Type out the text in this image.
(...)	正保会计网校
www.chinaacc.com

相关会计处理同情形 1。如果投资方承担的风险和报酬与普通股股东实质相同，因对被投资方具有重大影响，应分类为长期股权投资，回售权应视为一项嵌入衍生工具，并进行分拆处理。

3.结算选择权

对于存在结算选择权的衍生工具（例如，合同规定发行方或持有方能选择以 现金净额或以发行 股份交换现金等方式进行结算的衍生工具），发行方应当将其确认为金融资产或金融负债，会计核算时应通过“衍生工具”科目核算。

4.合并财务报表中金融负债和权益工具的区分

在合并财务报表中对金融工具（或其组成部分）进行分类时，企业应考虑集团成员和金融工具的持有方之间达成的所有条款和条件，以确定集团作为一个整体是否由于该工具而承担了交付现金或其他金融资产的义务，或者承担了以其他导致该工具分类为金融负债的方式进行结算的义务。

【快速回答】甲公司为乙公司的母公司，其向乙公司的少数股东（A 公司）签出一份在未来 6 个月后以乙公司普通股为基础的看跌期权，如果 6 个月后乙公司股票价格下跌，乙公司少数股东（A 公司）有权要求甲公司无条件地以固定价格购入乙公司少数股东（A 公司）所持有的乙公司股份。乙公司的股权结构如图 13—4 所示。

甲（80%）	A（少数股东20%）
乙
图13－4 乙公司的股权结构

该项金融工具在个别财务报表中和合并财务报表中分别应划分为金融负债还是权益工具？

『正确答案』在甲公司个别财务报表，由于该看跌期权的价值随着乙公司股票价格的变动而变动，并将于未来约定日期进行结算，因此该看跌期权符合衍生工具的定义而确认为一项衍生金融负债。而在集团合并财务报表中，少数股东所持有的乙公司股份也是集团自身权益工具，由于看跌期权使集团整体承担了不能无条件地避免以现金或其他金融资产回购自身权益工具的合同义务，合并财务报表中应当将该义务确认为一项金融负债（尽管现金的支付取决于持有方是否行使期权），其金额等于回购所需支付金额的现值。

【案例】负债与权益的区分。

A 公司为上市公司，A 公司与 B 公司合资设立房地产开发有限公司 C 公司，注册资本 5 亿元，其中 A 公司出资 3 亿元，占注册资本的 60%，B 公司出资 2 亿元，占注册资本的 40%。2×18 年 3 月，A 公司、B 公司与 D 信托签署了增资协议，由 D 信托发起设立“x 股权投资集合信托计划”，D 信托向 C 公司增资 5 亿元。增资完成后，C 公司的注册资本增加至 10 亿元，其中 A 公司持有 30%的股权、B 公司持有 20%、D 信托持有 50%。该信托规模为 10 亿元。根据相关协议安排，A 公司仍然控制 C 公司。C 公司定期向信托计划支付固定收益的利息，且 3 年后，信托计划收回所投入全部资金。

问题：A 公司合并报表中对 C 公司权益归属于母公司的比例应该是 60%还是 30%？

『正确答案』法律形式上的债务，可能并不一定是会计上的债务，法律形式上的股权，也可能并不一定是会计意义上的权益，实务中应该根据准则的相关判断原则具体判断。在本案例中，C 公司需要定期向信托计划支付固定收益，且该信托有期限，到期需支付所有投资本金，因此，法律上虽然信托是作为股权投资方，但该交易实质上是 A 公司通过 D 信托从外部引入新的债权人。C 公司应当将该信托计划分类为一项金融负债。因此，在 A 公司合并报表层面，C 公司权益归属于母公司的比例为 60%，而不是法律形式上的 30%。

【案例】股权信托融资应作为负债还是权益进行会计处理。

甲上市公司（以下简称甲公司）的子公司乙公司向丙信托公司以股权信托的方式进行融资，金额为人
--
**Directions for this task**
Check each line in the records for the word "正确答案" and say how many have it, with nothing else.

**The answer**
2